(Stated exercise): In full and without deviation, write out the entries that follow.

Extracted records
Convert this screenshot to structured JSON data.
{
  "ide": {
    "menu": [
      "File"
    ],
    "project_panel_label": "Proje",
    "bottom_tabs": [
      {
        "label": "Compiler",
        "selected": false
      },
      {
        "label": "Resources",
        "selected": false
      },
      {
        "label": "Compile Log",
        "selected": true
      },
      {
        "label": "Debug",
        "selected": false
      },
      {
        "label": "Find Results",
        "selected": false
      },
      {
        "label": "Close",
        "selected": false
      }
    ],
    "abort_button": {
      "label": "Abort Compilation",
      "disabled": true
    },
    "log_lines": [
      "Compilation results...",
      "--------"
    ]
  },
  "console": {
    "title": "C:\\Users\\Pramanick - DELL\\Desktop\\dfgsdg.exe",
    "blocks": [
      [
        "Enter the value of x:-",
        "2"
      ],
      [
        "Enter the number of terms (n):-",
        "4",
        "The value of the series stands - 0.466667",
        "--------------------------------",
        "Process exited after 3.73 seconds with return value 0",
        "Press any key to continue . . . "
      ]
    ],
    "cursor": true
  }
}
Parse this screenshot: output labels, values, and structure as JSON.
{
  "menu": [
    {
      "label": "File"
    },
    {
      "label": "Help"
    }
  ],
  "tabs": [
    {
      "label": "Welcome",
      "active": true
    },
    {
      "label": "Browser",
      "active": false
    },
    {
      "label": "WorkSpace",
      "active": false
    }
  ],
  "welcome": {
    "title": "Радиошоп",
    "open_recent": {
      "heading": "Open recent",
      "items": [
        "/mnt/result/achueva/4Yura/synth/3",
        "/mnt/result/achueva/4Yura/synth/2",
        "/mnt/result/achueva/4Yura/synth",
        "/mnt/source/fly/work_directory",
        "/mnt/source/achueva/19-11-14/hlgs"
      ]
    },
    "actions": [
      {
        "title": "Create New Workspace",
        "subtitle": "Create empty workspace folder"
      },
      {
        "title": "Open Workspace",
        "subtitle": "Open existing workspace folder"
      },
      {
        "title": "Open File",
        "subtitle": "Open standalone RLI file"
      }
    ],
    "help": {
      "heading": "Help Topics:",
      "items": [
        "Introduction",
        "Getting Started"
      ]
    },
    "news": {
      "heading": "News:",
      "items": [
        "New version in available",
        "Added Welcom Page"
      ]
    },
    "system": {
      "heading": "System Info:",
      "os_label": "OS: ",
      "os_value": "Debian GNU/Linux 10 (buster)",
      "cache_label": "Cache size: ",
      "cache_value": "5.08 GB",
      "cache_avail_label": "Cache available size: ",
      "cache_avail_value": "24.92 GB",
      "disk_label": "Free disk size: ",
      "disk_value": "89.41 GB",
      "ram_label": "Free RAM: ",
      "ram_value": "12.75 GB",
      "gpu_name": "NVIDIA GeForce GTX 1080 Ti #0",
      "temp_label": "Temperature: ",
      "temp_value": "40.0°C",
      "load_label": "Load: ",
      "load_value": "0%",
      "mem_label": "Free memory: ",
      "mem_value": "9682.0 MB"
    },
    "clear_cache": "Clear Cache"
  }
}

(Solution to this task):
Convert this screenshot to structured JSON data.
{
  "ide": {
    "menu": [
      "File"
    ],
    "project_panel_label": "Proje",
    "bottom_tabs": [
      {
        "label": "Compiler",
        "selected": false
      },
      {
        "label": "Resources",
        "selected": false
      },
      {
        "label": "Compile Log",
        "selected": true
      },
      {
        "label": "Debug",
        "selected": false
      },
      {
        "label": "Find Results",
        "selected": false
      },
      {
        "label": "Close",
        "selected": false
      }
    ],
    "abort_button": {
      "label": "Abort Compilation",
      "disabled": true
    },
    "log_lines": [
      "Compilation results...",
      "--------"
    ]
  },
  "console": {
    "title": "C:\\Users\\Pramanick - DELL\\Desktop\\dfgsdg.exe",
    "blocks": [
      [
        "Enter the value of x:-",
        "2"
      ],
      [
        "Enter the number of terms (n):-",
        "4",
        "The value of the series stands - 0.466667",
        "--------------------------------",
        "Process exited after 3.73 seconds with return value 0",
        "Press any key to continue . . . "
      ]
    ],
    "cursor": true
  }
}
Parse this screenshot: output labels, values, and structure as JSON.
{
  "menu": [
    {
      "label": "File"
    },
    {
      "label": "Help"
    }
  ],
  "tabs": [
    {
      "label": "Welcome",
      "active": true
    },
    {
      "label": "Browser",
      "active": false
    },
    {
      "label": "WorkSpace",
      "active": false
    }
  ],
  "welcome": {
    "title": "Радиошоп",
    "open_recent": {
      "heading": "Open recent",
      "items": [
        "/mnt/result/achueva/4Yura/synth/3",
        "/mnt/result/achueva/4Yura/synth/2",
        "/mnt/result/achueva/4Yura/synth",
        "/mnt/source/fly/work_directory",
        "/mnt/source/achueva/19-11-14/hlgs"
      ]
    },
    "actions": [
      {
        "title": "Create New Workspace",
        "subtitle": "Create empty workspace folder"
      },
      {
        "title": "Open Workspace",
        "subtitle": "Open existing workspace folder"
      },
      {
        "title": "Open File",
        "subtitle": "Open standalone RLI file"
      }
    ],
    "help": {
      "heading": "Help Topics:",
      "items": [
        "Introduction",
        "Getting Started"
      ]
    },
    "news": {
      "heading": "News:",
      "items": [
        "New version in available",
        "Added Welcom Page"
      ]
    },
    "system": {
      "heading": "System Info:",
      "os_label": "OS: ",
      "os_value": "Debian GNU/Linux 10 (buster)",
      "cache_label": "Cache size: ",
      "cache_value": "5.08 GB",
      "cache_avail_label": "Cache available size: ",
      "cache_avail_value": "24.92 GB",
      "disk_label": "Free disk size: ",
      "disk_value": "89.41 GB",
      "ram_label": "Free RAM: ",
      "ram_value": "12.75 GB",
      "gpu_name": "NVIDIA GeForce GTX 1080 Ti #0",
      "temp_label": "Temperature: ",
      "temp_value": "40.0°C",
      "load_label": "Load: ",
      "load_value": "0%",
      "mem_label": "Free memory: ",
      "mem_value": "9682.0 MB"
    },
    "clear_cache": "Clear Cache"
  }
}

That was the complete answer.